RECORDS –

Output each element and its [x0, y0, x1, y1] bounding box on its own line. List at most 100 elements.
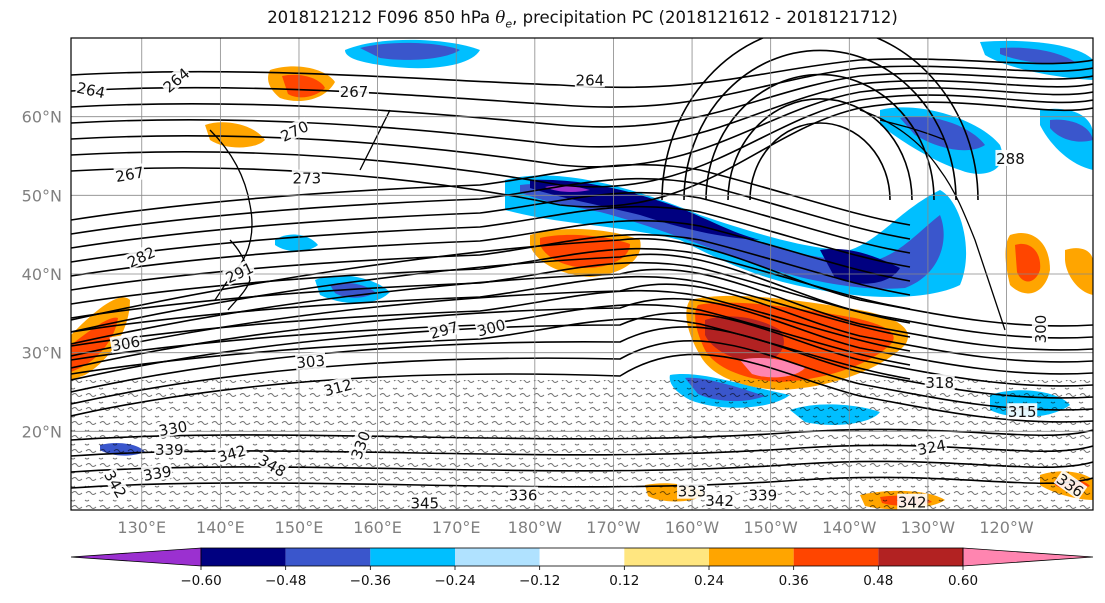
- colorbar-tick-label: 0.24: [694, 573, 724, 589]
- contour-label-text: 339: [155, 441, 184, 459]
- colorbar-segment: [878, 548, 963, 566]
- contour-label-text: 345: [410, 494, 439, 512]
- chart-title: 2018121212 F096 850 hPa θe, precipitatio…: [267, 8, 898, 31]
- contour-label: 300: [474, 315, 508, 341]
- lon-tick-label: 170°E: [432, 518, 481, 537]
- lon-tick-label: 160°E: [353, 518, 402, 537]
- contour-label: 336: [508, 486, 539, 505]
- contour-label-bg: [574, 71, 605, 88]
- lon-tick-label: 120°W: [979, 518, 1034, 537]
- neg-band-core: [530, 179, 760, 240]
- contour-label: 264: [574, 71, 605, 89]
- longitude-tick-labels: 130°E 140°E 150°E 160°E 170°E 180°W 170°W 160°W…: [117, 518, 1033, 537]
- theta-e-contour: [71, 303, 911, 366]
- theta-e-contour: [71, 289, 911, 352]
- contour-label: 342: [704, 492, 735, 510]
- theta-e-contour: [71, 238, 1093, 327]
- contour-label-bg: [154, 441, 185, 457]
- colorbar-extend-max: [962, 547, 1094, 567]
- contour-label-text: 324: [916, 436, 947, 459]
- lon-tick-label: 130°W: [901, 518, 956, 537]
- contour-label-text: 264: [576, 71, 605, 89]
- map-frame: [70, 37, 1094, 511]
- theta-e-contour: [71, 297, 1093, 375]
- gridlines: [71, 38, 1093, 510]
- colorbar-segment: [455, 548, 540, 566]
- contour-label-bg: [123, 242, 158, 271]
- lon-tick-label: 150°E: [275, 518, 324, 537]
- contour-label: 306: [109, 332, 142, 355]
- theta-e-contour: [71, 261, 911, 324]
- lon-tick-label: 140°W: [822, 518, 877, 537]
- contour-label-bg: [747, 486, 778, 503]
- contour-label-bg: [474, 315, 508, 339]
- colorbar-tick-label: −0.36: [350, 573, 391, 589]
- contour-label-bg: [255, 450, 290, 480]
- lon-tick-label: 150°W: [743, 518, 798, 537]
- contour-label-bg: [347, 427, 373, 462]
- colorbar-outline: [200, 547, 964, 567]
- colorbar-tick-label: 0.48: [863, 573, 893, 589]
- contour-label-bg: [140, 462, 174, 484]
- coast-kamchatka: [359, 109, 391, 171]
- contour-label-text: 303: [296, 352, 326, 372]
- lat-tick-label: 30°N: [22, 344, 62, 363]
- colorbar-segment: [624, 548, 709, 566]
- theta-e-contour: [71, 205, 911, 268]
- contour-label-text: 342: [705, 492, 734, 510]
- contour-label: 318: [924, 374, 955, 392]
- colorbar-segment: [285, 548, 371, 566]
- contour-label-bg: [277, 116, 312, 145]
- contour-label-text: 339: [748, 487, 777, 505]
- contour-label-text: 315: [1008, 403, 1037, 421]
- contour-label: 273: [291, 169, 322, 188]
- contour-label-text: 318: [925, 374, 954, 392]
- colorbar-segment: [370, 548, 455, 566]
- colorbar-segment: [539, 548, 625, 566]
- coast-japan: [227, 239, 251, 311]
- contour-label-bg: [156, 417, 190, 439]
- theta-e-contour: [71, 268, 1093, 351]
- latitude-tick-labels: 20°N 30°N 40°N 50°N 60°N: [22, 108, 62, 442]
- contour-label: 324: [915, 436, 948, 459]
- contour-label: 339: [747, 486, 778, 505]
- contour-label: 339: [140, 462, 174, 485]
- lon-tick-label: 140°E: [196, 518, 245, 537]
- contour-label-text: 339: [142, 462, 173, 485]
- colorbar-segment: [201, 548, 286, 566]
- lat-tick-label: 20°N: [22, 422, 62, 441]
- contour-label-bg: [704, 492, 735, 509]
- contour-label: 330: [156, 417, 190, 440]
- theta-e-contour: [705, 73, 935, 201]
- coast-namerica: [859, 109, 1006, 331]
- theta-e-contour: [749, 122, 891, 201]
- theta-e-contour: [71, 65, 1093, 108]
- pos-east2: [1065, 248, 1093, 295]
- contour-label-bg: [897, 493, 928, 510]
- contour-label: 342: [897, 493, 928, 510]
- contour-label-bg: [113, 163, 146, 185]
- colorbar-tick-label: −0.24: [434, 573, 475, 589]
- contour-label-text: 264: [75, 79, 107, 103]
- lon-tick-label: 130°E: [117, 518, 166, 537]
- contour-label-text: 330: [157, 417, 188, 440]
- theta-e-contour: [71, 72, 1093, 128]
- contour-label: 267: [339, 83, 370, 101]
- contour-label-bg: [101, 466, 131, 501]
- contour-label-bg: [1053, 469, 1088, 500]
- coast-alaska: [879, 119, 946, 141]
- contour-label-text: 267: [340, 83, 369, 101]
- contour-label-text: 336: [509, 487, 538, 505]
- contour-label: 303: [294, 351, 327, 372]
- contour-label-text: 288: [996, 150, 1025, 168]
- colorbar-segment: [709, 548, 794, 566]
- contour-label-bg: [508, 486, 539, 503]
- contour-label-bg: [409, 494, 440, 510]
- pos-east-inner: [1015, 243, 1041, 282]
- contour-label-bg: [924, 374, 955, 391]
- contour-label-bg: [915, 436, 948, 458]
- theta-e-contour: [727, 98, 913, 201]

EXERCISE PROMPT –
Can you rewrite every line of the data above, changing each "theta-e-contour" to "theta-e-isoline" and leaving everything else as it is, with the pictures left out?

RESULT OF THIS EXERCISE –
Output each element and its [x0, y0, x1, y1] bounding box on its own line. List at most 100 elements.
- colorbar-tick-label: 0.24: [694, 573, 724, 589]
- contour-label-text: 339: [155, 441, 184, 459]
- colorbar-segment: [878, 548, 963, 566]
- contour-label-text: 345: [410, 494, 439, 512]
- chart-title: 2018121212 F096 850 hPa θe, precipitatio…: [267, 8, 898, 31]
- contour-label: 300: [474, 315, 508, 341]
- lon-tick-label: 170°E: [432, 518, 481, 537]
- lon-tick-label: 160°E: [353, 518, 402, 537]
- contour-label: 336: [508, 486, 539, 505]
- contour-label-bg: [574, 71, 605, 88]
- lon-tick-label: 120°W: [979, 518, 1034, 537]
- neg-band-core: [530, 179, 760, 240]
- contour-label: 264: [574, 71, 605, 89]
- longitude-tick-labels: 130°E 140°E 150°E 160°E 170°E 180°W 170°W 160°W…: [117, 518, 1033, 537]
- theta-e-isoline: [71, 303, 911, 366]
- theta-e-isoline: [71, 289, 911, 352]
- contour-label: 342: [704, 492, 735, 510]
- theta-e-isoline: [71, 238, 1093, 327]
- contour-label-bg: [154, 441, 185, 457]
- colorbar-extend-max: [962, 547, 1094, 567]
- contour-label-text: 324: [916, 436, 947, 459]
- lon-tick-label: 130°W: [901, 518, 956, 537]
- contour-label-text: 264: [576, 71, 605, 89]
- map-frame: [70, 37, 1094, 511]
- theta-e-isoline: [71, 297, 1093, 375]
- gridlines: [71, 38, 1093, 510]
- colorbar-segment: [455, 548, 540, 566]
- contour-label-bg: [123, 242, 158, 271]
- lon-tick-label: 150°E: [275, 518, 324, 537]
- contour-label: 306: [109, 332, 142, 355]
- theta-e-isoline: [71, 261, 911, 324]
- lon-tick-label: 140°W: [822, 518, 877, 537]
- contour-label-bg: [747, 486, 778, 503]
- contour-label-bg: [474, 315, 508, 339]
- colorbar-tick-label: −0.36: [350, 573, 391, 589]
- contour-label-bg: [255, 450, 290, 480]
- lon-tick-label: 150°W: [743, 518, 798, 537]
- contour-label-bg: [347, 427, 373, 462]
- colorbar-outline: [200, 547, 964, 567]
- colorbar-tick-label: 0.48: [863, 573, 893, 589]
- contour-label-bg: [140, 462, 174, 484]
- coast-kamchatka: [359, 109, 391, 171]
- contour-label-text: 303: [296, 352, 326, 372]
- lat-tick-label: 30°N: [22, 344, 62, 363]
- colorbar-segment: [624, 548, 709, 566]
- theta-e-isoline: [71, 205, 911, 268]
- contour-label-text: 342: [705, 492, 734, 510]
- contour-label: 318: [924, 374, 955, 392]
- colorbar-segment: [285, 548, 371, 566]
- contour-label-bg: [277, 116, 312, 145]
- contour-label-text: 339: [748, 487, 777, 505]
- contour-label-text: 315: [1008, 403, 1037, 421]
- contour-label: 273: [291, 169, 322, 188]
- contour-label-text: 318: [925, 374, 954, 392]
- colorbar-segment: [370, 548, 455, 566]
- colorbar-segment: [539, 548, 625, 566]
- coast-japan: [227, 239, 251, 311]
- contour-label-bg: [156, 417, 190, 439]
- theta-e-isoline: [71, 268, 1093, 351]
- latitude-tick-labels: 20°N 30°N 40°N 50°N 60°N: [22, 108, 62, 442]
- contour-label: 324: [915, 436, 948, 459]
- contour-label: 339: [747, 486, 778, 505]
- contour-label: 339: [140, 462, 174, 485]
- lon-tick-label: 140°E: [196, 518, 245, 537]
- contour-label-text: 339: [142, 462, 173, 485]
- colorbar-segment: [201, 548, 286, 566]
- lat-tick-label: 20°N: [22, 422, 62, 441]
- contour-label-bg: [704, 492, 735, 509]
- contour-label: 330: [156, 417, 190, 440]
- theta-e-isoline: [705, 73, 935, 201]
- coast-namerica: [859, 109, 1006, 331]
- theta-e-isoline: [749, 122, 891, 201]
- theta-e-isoline: [71, 65, 1093, 108]
- pos-east2: [1065, 248, 1093, 295]
- contour-label-bg: [897, 493, 928, 510]
- contour-label: 342: [897, 493, 928, 510]
- contour-label-bg: [113, 163, 146, 185]
- colorbar-tick-label: −0.24: [434, 573, 475, 589]
- contour-label-text: 264: [75, 79, 107, 103]
- lon-tick-label: 130°E: [117, 518, 166, 537]
- contour-label-text: 330: [157, 417, 188, 440]
- theta-e-isoline: [71, 72, 1093, 128]
- contour-label: 267: [339, 83, 370, 101]
- contour-label-bg: [101, 466, 131, 501]
- contour-label-bg: [1053, 469, 1088, 500]
- coast-alaska: [879, 119, 946, 141]
- contour-label-text: 267: [340, 83, 369, 101]
- contour-label-text: 336: [509, 487, 538, 505]
- contour-label: 303: [294, 351, 327, 372]
- contour-label-text: 288: [996, 150, 1025, 168]
- colorbar-segment: [709, 548, 794, 566]
- contour-label-bg: [508, 486, 539, 503]
- contour-label-bg: [409, 494, 440, 510]
- pos-east-inner: [1015, 243, 1041, 282]
- contour-label-bg: [924, 374, 955, 391]
- contour-label-bg: [915, 436, 948, 458]
- theta-e-isoline: [727, 98, 913, 201]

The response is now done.